Does speed really matter?
I have a 15.1 MP Canon T1i digital SLR. My wife's camera is a 12.2 MP Canon XSi. I shoot in burst mode because I do not have image stabilization on my lens (burst mode increases odds of a tack sharp image), and I often shoot in dark rooms (museums) that do not allow tripods. These cards never precluded me from recording a shot during the two weeks and 15 GBs I used them. I shoot in Raw + L mode (meaning I get a largest JPEG and a RAW image for each shutter opening). I never had a problem due to this "slow" memory card.

I researched the issue of memory card speeds before I left on the trip. I had already purchased high class cards (2x Class 10 16GB cards), but found that after I made said purchase, that they were a waste. According to both Scott Kelby and Tom Ang (the two most prolific digital photog authors): A current point-and-shoot camera will NEVER need anything more than a Class 4 card. If there is a delay in saving with a point-and-shoot, it is the camera, not the card. (assuming your card is not faulty) If you have an entry-level dSLR camera, you will ALMOST NEVER need anything more than a Class 4 card, as your camera cannot use the extra speed. I say 'almost never' because as of now the line of entry dSLRs cannot use the higher speeds effectively enough to show a benefit from a faster card (the camera itself cannot write fast enough). But, the entry-level market is growing in its technological capability, so this may change over the next few years.

The only time you will need a higher speed card is if you are using high-end dSLR work and are shooting in burst mode in RAW. This means you've spent several thousand dollars on your camera, and another grand to $1500 on your lens. People who spend that much on their equipment (professional photographers) will not read this review because A- they know the above and B- why buy such a cheap card if they can afford thousands in equipment?

▶ [Given data]
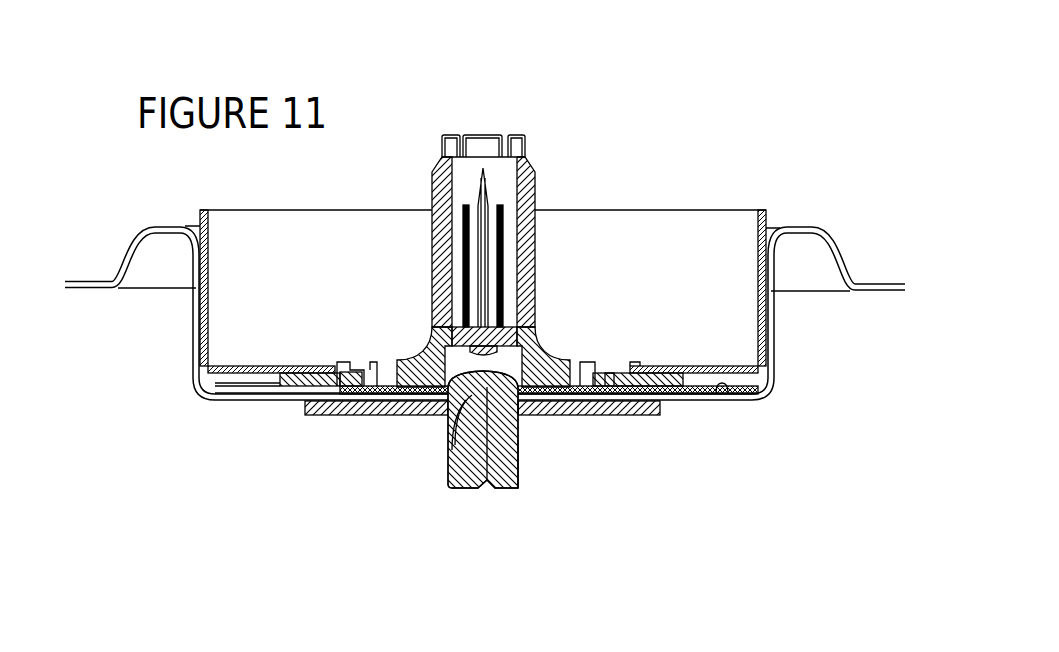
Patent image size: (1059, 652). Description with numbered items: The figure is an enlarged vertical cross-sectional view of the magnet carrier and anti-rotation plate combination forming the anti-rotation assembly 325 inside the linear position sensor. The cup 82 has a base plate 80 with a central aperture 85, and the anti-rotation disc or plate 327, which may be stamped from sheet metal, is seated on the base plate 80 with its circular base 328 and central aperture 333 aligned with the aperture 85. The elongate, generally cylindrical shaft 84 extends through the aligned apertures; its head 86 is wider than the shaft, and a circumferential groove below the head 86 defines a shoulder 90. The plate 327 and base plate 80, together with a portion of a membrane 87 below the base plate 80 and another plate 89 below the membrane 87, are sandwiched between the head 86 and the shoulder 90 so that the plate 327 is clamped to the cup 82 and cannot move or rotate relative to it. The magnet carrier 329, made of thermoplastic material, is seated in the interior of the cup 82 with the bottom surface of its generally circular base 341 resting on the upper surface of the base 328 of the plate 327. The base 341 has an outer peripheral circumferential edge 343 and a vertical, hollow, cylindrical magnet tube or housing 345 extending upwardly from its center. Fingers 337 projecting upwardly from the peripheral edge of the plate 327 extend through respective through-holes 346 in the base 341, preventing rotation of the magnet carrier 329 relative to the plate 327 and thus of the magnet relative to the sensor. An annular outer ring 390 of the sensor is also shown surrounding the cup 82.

▶ [What you will do]
a: How would you put this sentence from the memory card review into Spanish: "I researched the issue of memory card speeds before I left on the trip."
b: Can you print everything in the memory card review from "The only time" down to "thousands in equipment?", with no changes?
The lines have nothing to do with the text.

▶ [The responses]
a: Investigué el tema de las velocidades de las tarjetas de memoria antes de salir de viaje.

b:
The only time you will need a higher speed card is if you are using high-end dSLR work and are shooting in burst mode in RAW. This means you've spent several thousand dollars on your camera, and another grand to $1500 on your lens. People who spend that much on their equipment (professional photographers) will not read this review because A- they know the above and B- why buy such a cheap card if they can afford thousands in equipment?